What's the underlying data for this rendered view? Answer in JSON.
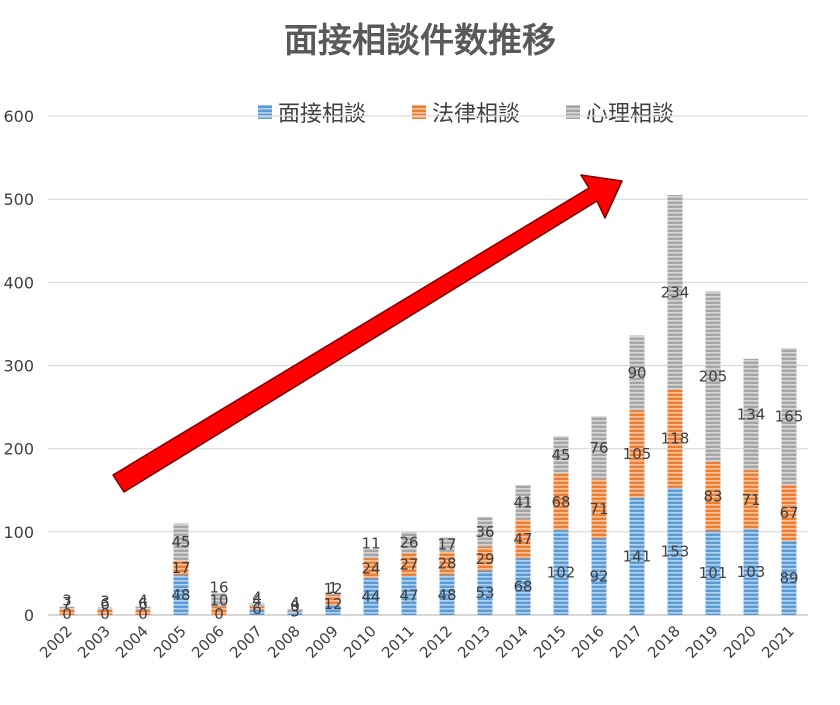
{
  "chart_data": {
    "type": "bar",
    "stacked": true,
    "title": "面接相談件数推移",
    "categories": [
      "2002",
      "2003",
      "2004",
      "2005",
      "2006",
      "2007",
      "2008",
      "2009",
      "2010",
      "2011",
      "2012",
      "2013",
      "2014",
      "2015",
      "2016",
      "2017",
      "2018",
      "2019",
      "2020",
      "2021"
    ],
    "series": [
      {
        "name": "面接相談",
        "color": "#5B9BD5",
        "values": [
          0,
          0,
          0,
          48,
          0,
          6,
          3,
          12,
          44,
          47,
          48,
          53,
          68,
          102,
          92,
          141,
          153,
          101,
          103,
          89
        ]
      },
      {
        "name": "法律相談",
        "color": "#ED7D31",
        "values": [
          7,
          6,
          6,
          17,
          10,
          4,
          0,
          12,
          24,
          27,
          28,
          29,
          47,
          68,
          71,
          105,
          118,
          83,
          71,
          67
        ]
      },
      {
        "name": "心理相談",
        "color": "#A5A5A5",
        "values": [
          3,
          3,
          4,
          45,
          16,
          4,
          4,
          1,
          11,
          26,
          17,
          36,
          41,
          45,
          76,
          90,
          234,
          205,
          134,
          165
        ]
      }
    ],
    "ylim": [
      0,
      600
    ],
    "yticks": [
      0,
      100,
      200,
      300,
      400,
      500,
      600
    ],
    "legend_position": "top",
    "grid": true,
    "annotation": "red upward arrow indicating increasing trend"
  }
}
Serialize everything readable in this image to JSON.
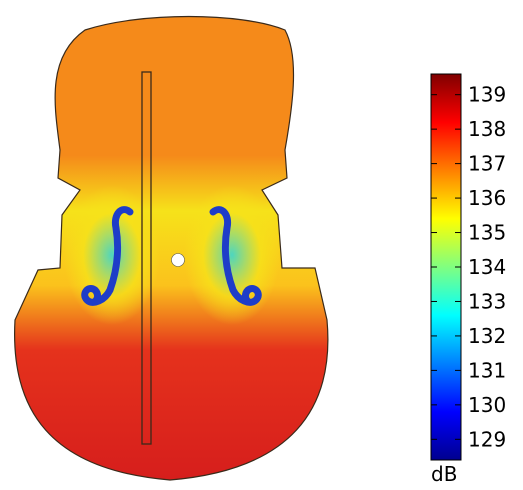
{
  "colorbar": {
    "unit": "dB",
    "ticks": [
      "129",
      "130",
      "131",
      "132",
      "133",
      "134",
      "135",
      "136",
      "137",
      "138",
      "139"
    ],
    "min": 128.4,
    "max": 139.6,
    "colormap": [
      "#00008f",
      "#0000ff",
      "#0080ff",
      "#00ffff",
      "#80ff80",
      "#ffff00",
      "#ff8000",
      "#ff0000",
      "#800000"
    ]
  },
  "plot": {
    "colors": {
      "top_bout": "#f58a1a",
      "upper_waist": "#fbc21c",
      "mid_yellow": "#f6e21a",
      "bottom_bout": "#e5321c",
      "bottom_edge": "#d61e1c",
      "f_hole_inner": "#1e3dc8",
      "f_hole_halo": "#44d6c8"
    }
  }
}
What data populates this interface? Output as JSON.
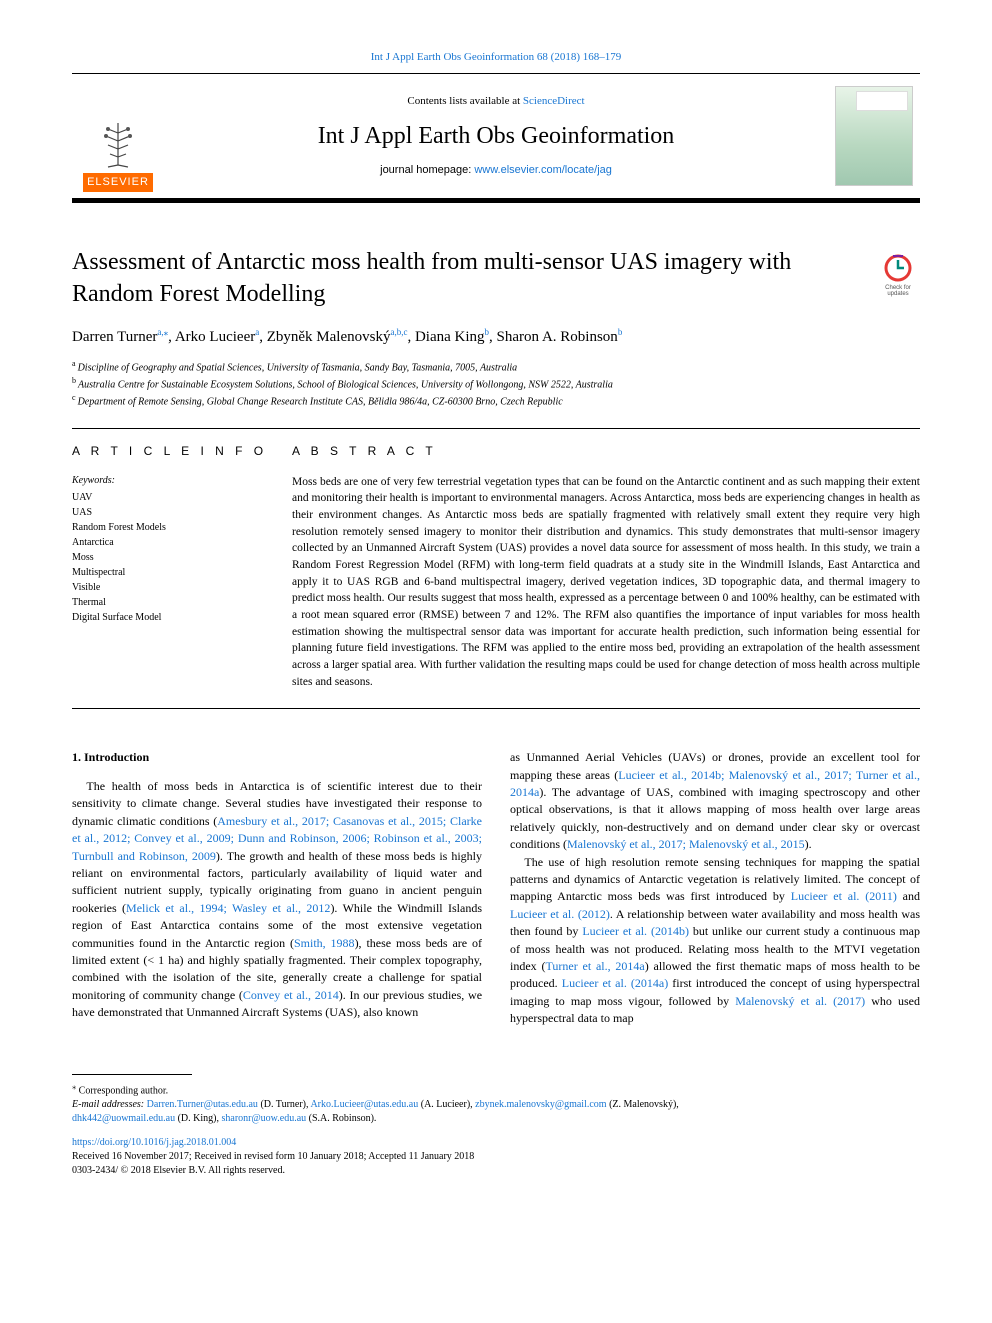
{
  "top_citation": {
    "text": "Int J Appl Earth Obs Geoinformation 68 (2018) 168–179",
    "color": "#1976d2"
  },
  "masthead": {
    "contents_prefix": "Contents lists available at ",
    "contents_link": "ScienceDirect",
    "journal_name": "Int J Appl Earth Obs Geoinformation",
    "homepage_prefix": "journal homepage: ",
    "homepage_url": "www.elsevier.com/locate/jag",
    "publisher_word": "ELSEVIER",
    "publisher_bg": "#ff6b00"
  },
  "check_badge": {
    "line1": "Check for",
    "line2": "updates",
    "ring_color": "#e53935",
    "mark_color": "#00897b"
  },
  "title": "Assessment of Antarctic moss health from multi-sensor UAS imagery with Random Forest Modelling",
  "authors": [
    {
      "name": "Darren Turner",
      "sup": "a,",
      "corr": "⁎"
    },
    {
      "name": "Arko Lucieer",
      "sup": "a",
      "corr": ""
    },
    {
      "name": "Zbyněk Malenovský",
      "sup": "a,b,c",
      "corr": ""
    },
    {
      "name": "Diana King",
      "sup": "b",
      "corr": ""
    },
    {
      "name": "Sharon A. Robinson",
      "sup": "b",
      "corr": ""
    }
  ],
  "affiliations": [
    {
      "key": "a",
      "text": "Discipline of Geography and Spatial Sciences, University of Tasmania, Sandy Bay, Tasmania, 7005, Australia"
    },
    {
      "key": "b",
      "text": "Australia Centre for Sustainable Ecosystem Solutions, School of Biological Sciences, University of Wollongong, NSW 2522, Australia"
    },
    {
      "key": "c",
      "text": "Department of Remote Sensing, Global Change Research Institute CAS, Bělidla 986/4a, CZ-60300 Brno, Czech Republic"
    }
  ],
  "article_info": {
    "label": "A R T I C L E  I N F O",
    "keywords_label": "Keywords:",
    "keywords": [
      "UAV",
      "UAS",
      "Random Forest Models",
      "Antarctica",
      "Moss",
      "Multispectral",
      "Visible",
      "Thermal",
      "Digital Surface Model"
    ]
  },
  "abstract": {
    "label": "A B S T R A C T",
    "text": "Moss beds are one of very few terrestrial vegetation types that can be found on the Antarctic continent and as such mapping their extent and monitoring their health is important to environmental managers. Across Antarctica, moss beds are experiencing changes in health as their environment changes. As Antarctic moss beds are spatially fragmented with relatively small extent they require very high resolution remotely sensed imagery to monitor their distribution and dynamics. This study demonstrates that multi-sensor imagery collected by an Unmanned Aircraft System (UAS) provides a novel data source for assessment of moss health. In this study, we train a Random Forest Regression Model (RFM) with long-term field quadrats at a study site in the Windmill Islands, East Antarctica and apply it to UAS RGB and 6-band multispectral imagery, derived vegetation indices, 3D topographic data, and thermal imagery to predict moss health. Our results suggest that moss health, expressed as a percentage between 0 and 100% healthy, can be estimated with a root mean squared error (RMSE) between 7 and 12%. The RFM also quantifies the importance of input variables for moss health estimation showing the multispectral sensor data was important for accurate health prediction, such information being essential for planning future field investigations. The RFM was applied to the entire moss bed, providing an extrapolation of the health assessment across a larger spatial area. With further validation the resulting maps could be used for change detection of moss health across multiple sites and seasons."
  },
  "body": {
    "heading": "1. Introduction",
    "col1_p1_pre": "The health of moss beds in Antarctica is of scientific interest due to their sensitivity to climate change. Several studies have investigated their response to dynamic climatic conditions (",
    "col1_refs1": "Amesbury et al., 2017; Casanovas et al., 2015; Clarke et al., 2012; Convey et al., 2009; Dunn and Robinson, 2006; Robinson et al., 2003; Turnbull and Robinson, 2009",
    "col1_p1_mid1": "). The growth and health of these moss beds is highly reliant on environmental factors, particularly availability of liquid water and sufficient nutrient supply, typically originating from guano in ancient penguin rookeries (",
    "col1_refs2": "Melick et al., 1994; Wasley et al., 2012",
    "col1_p1_mid2": "). While the Windmill Islands region of East Antarctica contains some of the most extensive vegetation communities found in the Antarctic region (",
    "col1_refs3": "Smith, 1988",
    "col1_p1_mid3": "), these moss beds are of limited extent (< 1 ha) and highly spatially fragmented. Their complex topography, combined with the isolation of the site, generally create a challenge for spatial monitoring of community change (",
    "col1_refs4": "Convey et al., 2014",
    "col1_p1_post": "). In our previous studies, we have demonstrated that Unmanned Aircraft Systems (UAS), also known",
    "col2_p1_pre": "as Unmanned Aerial Vehicles (UAVs) or drones, provide an excellent tool for mapping these areas (",
    "col2_refs1": "Lucieer et al., 2014b; Malenovský et al., 2017; Turner et al., 2014a",
    "col2_p1_mid": "). The advantage of UAS, combined with imaging spectroscopy and other optical observations, is that it allows mapping of moss health over large areas relatively quickly, non-destructively and on demand under clear sky or overcast conditions (",
    "col2_refs2": "Malenovský et al., 2017; Malenovský et al., 2015",
    "col2_p1_post": ").",
    "col2_p2_pre": "The use of high resolution remote sensing techniques for mapping the spatial patterns and dynamics of Antarctic vegetation is relatively limited. The concept of mapping Antarctic moss beds was first introduced by ",
    "col2_refs3": "Lucieer et al. (2011)",
    "col2_p2_mid1": " and ",
    "col2_refs4": "Lucieer et al. (2012)",
    "col2_p2_mid2": ". A relationship between water availability and moss health was then found by ",
    "col2_refs5": "Lucieer et al. (2014b)",
    "col2_p2_mid3": " but unlike our current study a continuous map of moss health was not produced. Relating moss health to the MTVI vegetation index (",
    "col2_refs6": "Turner et al., 2014a",
    "col2_p2_mid4": ") allowed the first thematic maps of moss health to be produced. ",
    "col2_refs7": "Lucieer et al. (2014a)",
    "col2_p2_mid5": " first introduced the concept of using hyperspectral imaging to map moss vigour, followed by ",
    "col2_refs8": "Malenovský et al. (2017)",
    "col2_p2_post": " who used hyperspectral data to map"
  },
  "footnotes": {
    "corr_symbol": "⁎",
    "corr_text": " Corresponding author.",
    "email_label": "E-mail addresses: ",
    "emails": [
      {
        "addr": "Darren.Turner@utas.edu.au",
        "who": " (D. Turner), "
      },
      {
        "addr": "Arko.Lucieer@utas.edu.au",
        "who": " (A. Lucieer), "
      },
      {
        "addr": "zbynek.malenovsky@gmail.com",
        "who": " (Z. Malenovský),"
      }
    ],
    "emails_line2": [
      {
        "addr": "dhk442@uowmail.edu.au",
        "who": " (D. King), "
      },
      {
        "addr": "sharonr@uow.edu.au",
        "who": " (S.A. Robinson)."
      }
    ]
  },
  "doi": {
    "url": "https://doi.org/10.1016/j.jag.2018.01.004",
    "received": "Received 16 November 2017; Received in revised form 10 January 2018; Accepted 11 January 2018",
    "issn": "0303-2434/ © 2018 Elsevier B.V. All rights reserved."
  },
  "link_color": "#1976d2"
}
= = = = = = =
(REQUIRED TASK):
Read through the entries and copy every line that includes "Turner".

(TASK RESPONSE):
      "name": "Darren Turner",
    "col2_refs1": "Lucieer et al., 2014b; Malenovský et al., 2017; Turner et al., 2014a",
    "col2_refs6": "Turner et al., 2014a",
        "addr": "Darren.Turner@utas.edu.au",
        "who": " (D. Turner), "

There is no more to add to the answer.